(WORK TO COMPLETE):
Transcribe each of the records below exactly, excluding all pictures.

==========

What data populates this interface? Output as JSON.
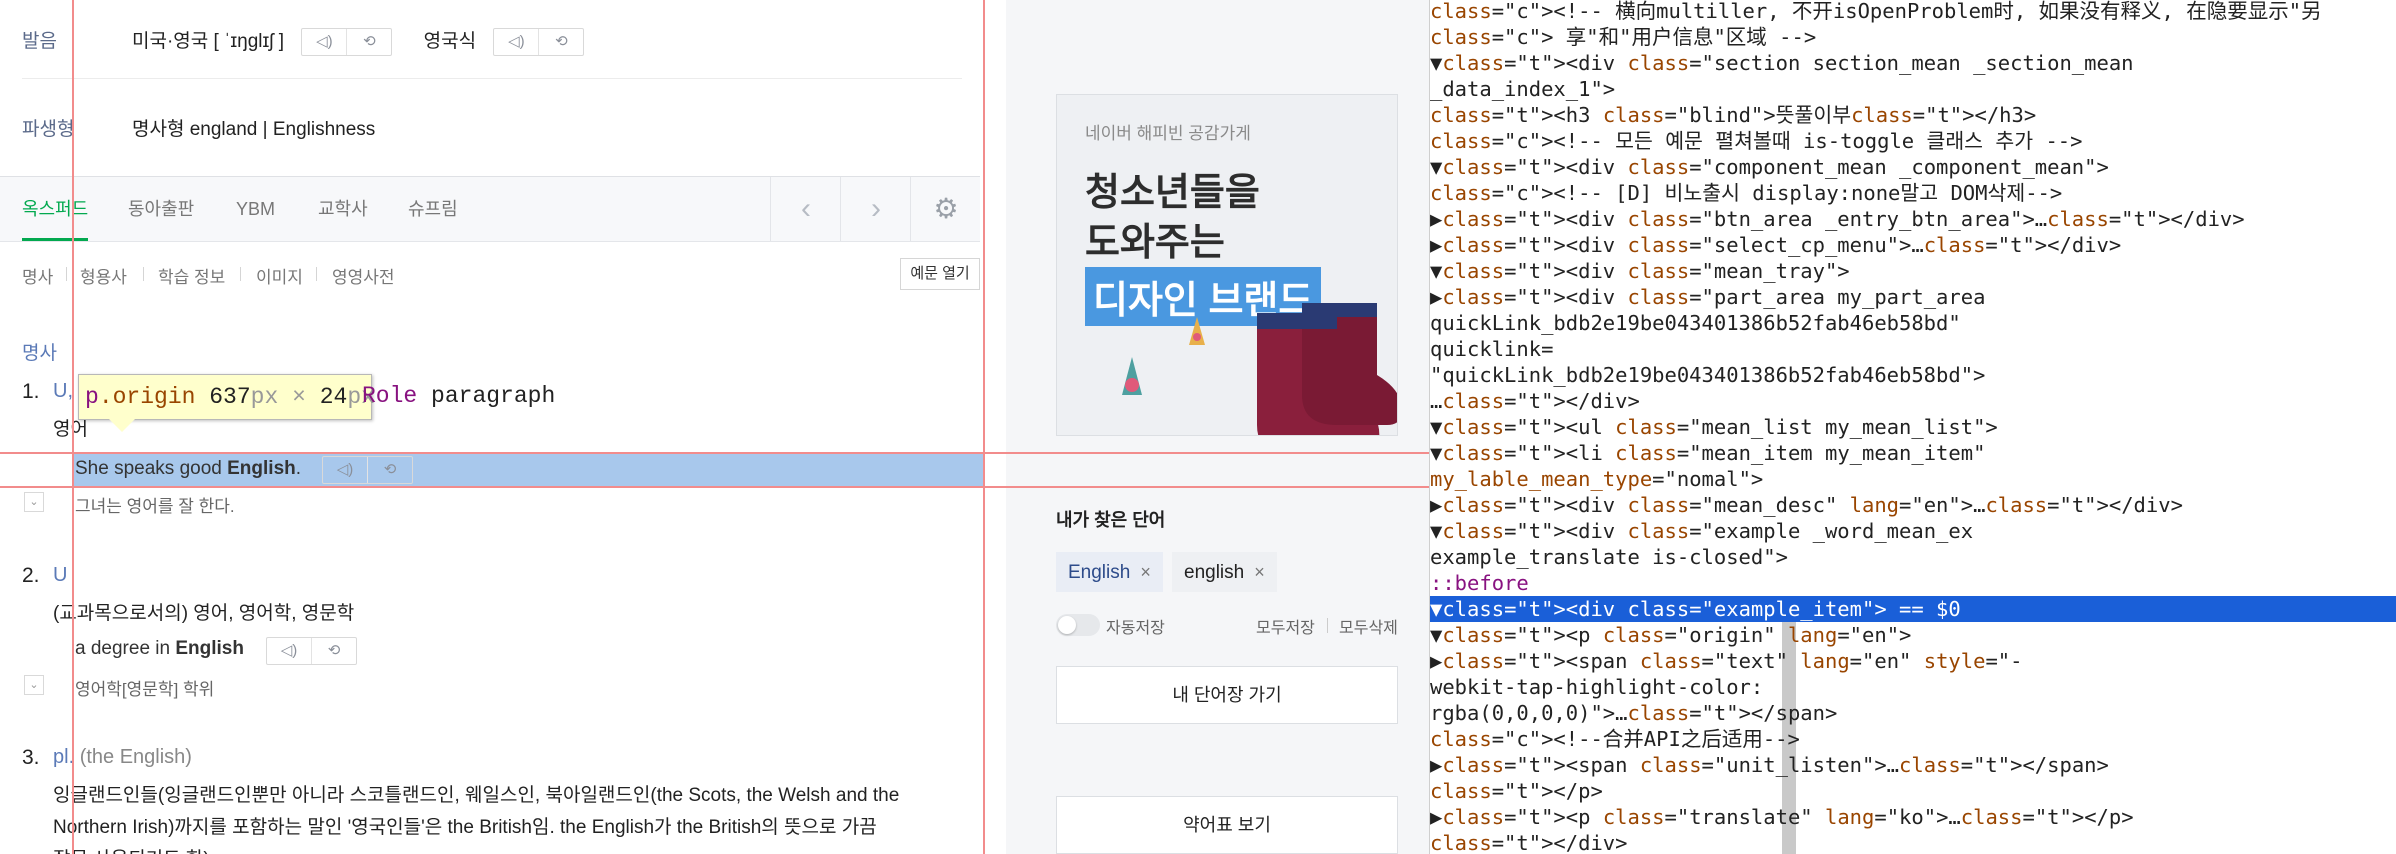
{
  "dictionary": {
    "pronunciation": {
      "label": "발음",
      "us_uk_text": "미국·영국 [ ˈɪŋɡlɪʃ ]",
      "uk_text": "영국식"
    },
    "derivative": {
      "label": "파생형",
      "text": "명사형 england | Englishness"
    },
    "tabs": [
      "옥스퍼드",
      "동아출판",
      "YBM",
      "교학사",
      "슈프림"
    ],
    "subnav": [
      "명사",
      "형용사",
      "학습 정보",
      "이미지",
      "영영사전"
    ],
    "open_examples_button": "예문 열기",
    "pos_label": "명사",
    "senses": [
      {
        "number": "1.",
        "grammar": "U,",
        "meaning": "영어",
        "example_en_prefix": "She speaks good ",
        "example_en_bold": "English",
        "example_en_suffix": ".",
        "example_kr": "그녀는 영어를 잘 한다."
      },
      {
        "number": "2.",
        "grammar": "U",
        "meaning": "(교과목으로서의) 영어, 영어학, 영문학",
        "example_en_prefix": "a degree in ",
        "example_en_bold": "English",
        "example_en_suffix": "",
        "example_kr": "영어학[영문학] 학위"
      },
      {
        "number": "3.",
        "grammar": "pl.",
        "grammar_note": "(the English)",
        "meaning_line1": "잉글랜드인들(잉글랜드인뿐만 아니라 스코틀랜드인, 웨일스인, 북아일랜드인(the Scots, the Welsh and the",
        "meaning_line2": "Northern Irish)까지를 포함하는 말인 '영국인들'은 the British임. the English가 the British의 뜻으로 가끔",
        "meaning_line3": "잘못 사용되기도 함)"
      }
    ],
    "inspect_tooltip": {
      "tag": "p",
      "class": ".origin",
      "width": "637",
      "height": "24",
      "unit": "px",
      "times": "×",
      "role_key": "Role",
      "role_value": "paragraph"
    }
  },
  "sidebar": {
    "ad": {
      "small": "네이버 해피빈 공감가게",
      "line1": "청소년들을",
      "line2": "도와주는",
      "line3": "디자인 브랜드"
    },
    "my_words_title": "내가 찾은 단어",
    "chips": [
      "English",
      "english"
    ],
    "chip_close": "×",
    "auto_save": "자동저장",
    "save_all": "모두저장",
    "delete_all": "모두삭제",
    "vocab_button": "내 단어장 가기",
    "abbrev_button": "약어표 보기"
  },
  "devtools": {
    "lines": [
      {
        "text": "  <!-- 横向multiller, 不开isOpenProblem时, 如果没有释义, 在隐要显示\"另"
      },
      {
        "text": "  享\"和\"用户信息\"区域 -->"
      },
      {
        "text": "▼<div class=\"section section_mean _section_mean"
      },
      {
        "text": " _data_index_1\">"
      },
      {
        "text": "    <h3 class=\"blind\">뜻풀이부</h3>"
      },
      {
        "text": "    <!-- 모든 예문 펼쳐볼때 is-toggle 클래스 추가 -->"
      },
      {
        "text": "  ▼<div class=\"component_mean _component_mean\">"
      },
      {
        "text": "      <!-- [D] 비노출시 display:none말고 DOM삭제-->"
      },
      {
        "text": "    ▶<div class=\"btn_area _entry_btn_area\">…</div>"
      },
      {
        "text": "    ▶<div class=\"select_cp_menu\">…</div>"
      },
      {
        "text": "    ▼<div class=\"mean_tray\">"
      },
      {
        "text": "      ▶<div class=\"part_area my_part_area"
      },
      {
        "text": "       quickLink_bdb2e19be043401386b52fab46eb58bd\""
      },
      {
        "text": "       quicklink="
      },
      {
        "text": "       \"quickLink_bdb2e19be043401386b52fab46eb58bd\">"
      },
      {
        "text": "       …</div>"
      },
      {
        "text": "      ▼<ul class=\"mean_list my_mean_list\">"
      },
      {
        "text": "        ▼<li class=\"mean_item my_mean_item\""
      },
      {
        "text": "         my_lable_mean_type=\"nomal\">"
      },
      {
        "text": "          ▶<div class=\"mean_desc\" lang=\"en\">…</div>"
      },
      {
        "text": "          ▼<div class=\"example _word_mean_ex"
      },
      {
        "text": "           example_translate is-closed\">"
      },
      {
        "text": "             ::before"
      },
      {
        "text": "            ▼<div class=\"example_item\"> == $0"
      },
      {
        "text": "              ▼<p class=\"origin\" lang=\"en\">"
      },
      {
        "text": "                ▶<span class=\"text\" lang=\"en\" style=\"-"
      },
      {
        "text": "                 webkit-tap-highlight-color:"
      },
      {
        "text": "                 rgba(0,0,0,0)\">…</span>"
      },
      {
        "text": "                  <!--合并API之后适用-->"
      },
      {
        "text": "                ▶<span class=\"unit_listen\">…</span>"
      },
      {
        "text": "                </p>"
      },
      {
        "text": "              ▶<p class=\"translate\" lang=\"ko\">…</p>"
      },
      {
        "text": "              </div>"
      }
    ],
    "selected_index": 23
  },
  "colors": {
    "accent_green": "#03a94f",
    "link_blue": "#5b7ab7",
    "guide_red": "#f28c8c",
    "selection_blue": "#1a5fd8"
  }
}
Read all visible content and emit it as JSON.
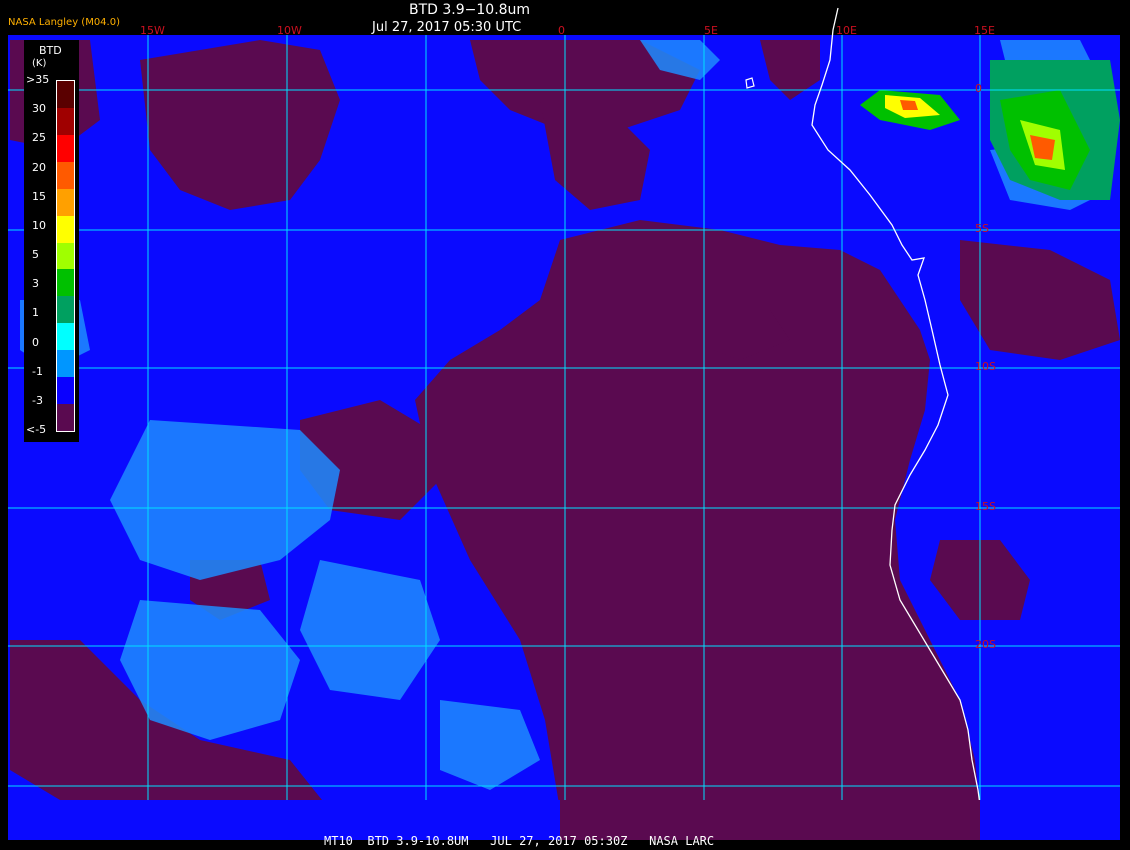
{
  "header": {
    "product_title": "BTD 3.9−10.8um",
    "timestamp": "Jul 27, 2017 05:30 UTC",
    "source_label": "NASA Langley (M04.0)"
  },
  "footer": {
    "caption": "MT10  BTD 3.9-10.8UM   JUL 27, 2017 05:30Z   NASA LARC"
  },
  "legend": {
    "title": "BTD",
    "units": "(K)",
    "ticks": [
      ">35",
      "30",
      "25",
      "20",
      "15",
      "10",
      "5",
      "3",
      "1",
      "0",
      "-1",
      "-3",
      "<-5"
    ],
    "colors": [
      "#5a0000",
      "#a00000",
      "#ff0000",
      "#ff5a00",
      "#ffa000",
      "#ffff00",
      "#a0ff00",
      "#00c000",
      "#00a060",
      "#00ffff",
      "#0096ff",
      "#0a00ff",
      "#5a0a50"
    ]
  },
  "map": {
    "longitude_labels": [
      "15W",
      "10W",
      "0",
      "5E",
      "10E",
      "15E"
    ],
    "latitude_labels": [
      "0",
      "5S",
      "10S",
      "15S",
      "20S"
    ],
    "colors": {
      "ocean_cloud_free": "#5a0a50",
      "low_cloud": "#0a0aff",
      "light_blue": "#1e8cff",
      "gridline": "#00e0ff",
      "coastline": "#ffffff",
      "label": "#cc1020"
    }
  }
}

==========

(EXERCISE RESPONSE):
What data populates this interface? Output as JSON.
{
  "dictionary": {
    "pronunciation": {
      "label": "발음",
      "us_uk_text": "미국·영국 [ ˈɪŋɡlɪʃ ]",
      "uk_text": "영국식"
    },
    "derivative": {
      "label": "파생형",
      "text": "명사형 england | Englishness"
    },
    "tabs": [
      "옥스퍼드",
      "동아출판",
      "YBM",
      "교학사",
      "슈프림"
    ],
    "subnav": [
      "명사",
      "형용사",
      "학습 정보",
      "이미지",
      "영영사전"
    ],
    "open_examples_button": "예문 열기",
    "pos_label": "명사",
    "senses": [
      {
        "number": "1.",
        "grammar": "U,",
        "meaning": "영어",
        "example_en_prefix": "She speaks good ",
        "example_en_bold": "English",
        "example_en_suffix": ".",
        "example_kr": "그녀는 영어를 잘 한다."
      },
      {
        "number": "2.",
        "grammar": "U",
        "meaning": "(교과목으로서의) 영어, 영어학, 영문학",
        "example_en_prefix": "a degree in ",
        "example_en_bold": "English",
        "example_en_suffix": "",
        "example_kr": "영어학[영문학] 학위"
      },
      {
        "number": "3.",
        "grammar": "pl.",
        "grammar_note": "(the English)",
        "meaning_line1": "잉글랜드인들(잉글랜드인뿐만 아니라 스코틀랜드인, 웨일스인, 북아일랜드인(the Scots, the Welsh and the",
        "meaning_line2": "Northern Irish)까지를 포함하는 말인 '영국인들'은 the British임. the English가 the British의 뜻으로 가끔",
        "meaning_line3": "잘못 사용되기도 함)"
      }
    ],
    "inspect_tooltip": {
      "tag": "p",
      "class": ".origin",
      "width": "637",
      "height": "24",
      "unit": "px",
      "times": "×",
      "role_key": "Role",
      "role_value": "paragraph"
    }
  },
  "sidebar": {
    "ad": {
      "small": "네이버 해피빈 공감가게",
      "line1": "청소년들을",
      "line2": "도와주는",
      "line3": "디자인 브랜드"
    },
    "my_words_title": "내가 찾은 단어",
    "chips": [
      "English",
      "english"
    ],
    "chip_close": "×",
    "auto_save": "자동저장",
    "save_all": "모두저장",
    "delete_all": "모두삭제",
    "vocab_button": "내 단어장 가기",
    "abbrev_button": "약어표 보기"
  },
  "devtools": {
    "lines": [
      {
        "text": "  <!-- 横向multiller, 不开isOpenProblem时, 如果没有释义, 在隐要显示\"另"
      },
      {
        "text": "  享\"和\"用户信息\"区域 -->"
      },
      {
        "text": "▼<div class=\"section section_mean _section_mean"
      },
      {
        "text": " _data_index_1\">"
      },
      {
        "text": "    <h3 class=\"blind\">뜻풀이부</h3>"
      },
      {
        "text": "    <!-- 모든 예문 펼쳐볼때 is-toggle 클래스 추가 -->"
      },
      {
        "text": "  ▼<div class=\"component_mean _component_mean\">"
      },
      {
        "text": "      <!-- [D] 비노출시 display:none말고 DOM삭제-->"
      },
      {
        "text": "    ▶<div class=\"btn_area _entry_btn_area\">…</div>"
      },
      {
        "text": "    ▶<div class=\"select_cp_menu\">…</div>"
      },
      {
        "text": "    ▼<div class=\"mean_tray\">"
      },
      {
        "text": "      ▶<div class=\"part_area my_part_area"
      },
      {
        "text": "       quickLink_bdb2e19be043401386b52fab46eb58bd\""
      },
      {
        "text": "       quicklink="
      },
      {
        "text": "       \"quickLink_bdb2e19be043401386b52fab46eb58bd\">"
      },
      {
        "text": "       …</div>"
      },
      {
        "text": "      ▼<ul class=\"mean_list my_mean_list\">"
      },
      {
        "text": "        ▼<li class=\"mean_item my_mean_item\""
      },
      {
        "text": "         my_lable_mean_type=\"nomal\">"
      },
      {
        "text": "          ▶<div class=\"mean_desc\" lang=\"en\">…</div>"
      },
      {
        "text": "          ▼<div class=\"example _word_mean_ex"
      },
      {
        "text": "           example_translate is-closed\">"
      },
      {
        "text": "             ::before"
      },
      {
        "text": "            ▼<div class=\"example_item\"> == $0"
      },
      {
        "text": "              ▼<p class=\"origin\" lang=\"en\">"
      },
      {
        "text": "                ▶<span class=\"text\" lang=\"en\" style=\"-"
      },
      {
        "text": "                 webkit-tap-highlight-color:"
      },
      {
        "text": "                 rgba(0,0,0,0)\">…</span>"
      },
      {
        "text": "                  <!--合并API之后适用-->"
      },
      {
        "text": "                ▶<span class=\"unit_listen\">…</span>"
      },
      {
        "text": "                </p>"
      },
      {
        "text": "              ▶<p class=\"translate\" lang=\"ko\">…</p>"
      },
      {
        "text": "              </div>"
      }
    ],
    "selected_index": 23
  },
  "colors": {
    "accent_green": "#03a94f",
    "link_blue": "#5b7ab7",
    "guide_red": "#f28c8c",
    "selection_blue": "#1a5fd8"
  }
}
Read all visible content and emit it as JSON.
{
  "header": {
    "product_title": "BTD 3.9−10.8um",
    "timestamp": "Jul 27, 2017 05:30 UTC",
    "source_label": "NASA Langley (M04.0)"
  },
  "footer": {
    "caption": "MT10  BTD 3.9-10.8UM   JUL 27, 2017 05:30Z   NASA LARC"
  },
  "legend": {
    "title": "BTD",
    "units": "(K)",
    "ticks": [
      ">35",
      "30",
      "25",
      "20",
      "15",
      "10",
      "5",
      "3",
      "1",
      "0",
      "-1",
      "-3",
      "<-5"
    ],
    "colors": [
      "#5a0000",
      "#a00000",
      "#ff0000",
      "#ff5a00",
      "#ffa000",
      "#ffff00",
      "#a0ff00",
      "#00c000",
      "#00a060",
      "#00ffff",
      "#0096ff",
      "#0a00ff",
      "#5a0a50"
    ]
  },
  "map": {
    "longitude_labels": [
      "15W",
      "10W",
      "0",
      "5E",
      "10E",
      "15E"
    ],
    "latitude_labels": [
      "0",
      "5S",
      "10S",
      "15S",
      "20S"
    ],
    "colors": {
      "ocean_cloud_free": "#5a0a50",
      "low_cloud": "#0a0aff",
      "light_blue": "#1e8cff",
      "gridline": "#00e0ff",
      "coastline": "#ffffff",
      "label": "#cc1020"
    }
  }
}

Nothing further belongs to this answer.